▶ [Required work]
The forum post below is about running compute-sanitizer with Intel MPI. According to the post, why can't the poster manually attach the process after the timeout error?

▶ [Excerpted passage]

■ ■ ■ ■ ■ ■ ■

Hello,
I have been working on a project that uses Intel MPI to spread work out over multi-gpu Azure nodes. Usually, the executable is run like this in a PBS file:
mpiexec -s all -np 8 -machinefile $PBS_NODEFILE <linked executable>
To use cuda memcheck, we have been able to simply run this:
mpiexec -s all -np 8 -machinefile $PBS_NODEFILE cuda-memcheck <linked executable>
This worked just fine and reported errors for each MPI rank. However, we have recently run into some issues that aren’t being reported and since memcheck is depreciated, I wanted to upgrade to compute sanitizer. But the following doesn’t work:
mpiexec -s all -np 8 -machinefile $PBS_NODEFILE compute-sanitizer <linked executable>
This returns “Error: No attachable process found. compute-sanitizer timed-out.” However, since I cannot run the executable directly from the nodes it runs on, I cannot manually attach the process (as far as I know). From the unanswered post here, I also tried the following to no avail:
mpiexec -s all -np 8 -machinefile $PBS_NODEFILE compute-sanitizer --require-cuda-init=no --max-connections=1000 <linked executable>
Has anyone been able to use the sanitizer as a direct drop in for memcheck when it comes to mpi processes? Is there something I am missing or need to fix in order for this to work? Any help is appreciated!
PS: I am using the v11.7 toolkit.

■ ■ ■ ■ ■ ■ ■

▶ [Information supplied]
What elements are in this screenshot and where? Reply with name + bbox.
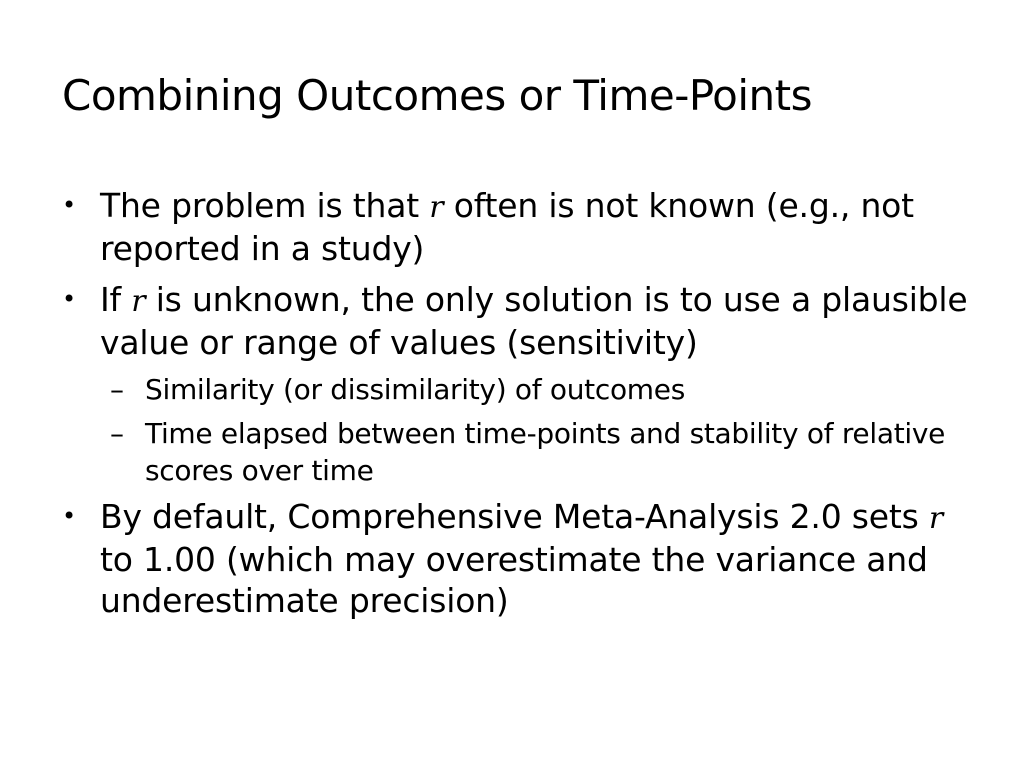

■ ■ ■ ■ ■ ■ ■

▶ [In response]
The poster can't run the executable directly from the nodes it runs on, so they have no way to attach the process by hand. They add that this is true as far as they know.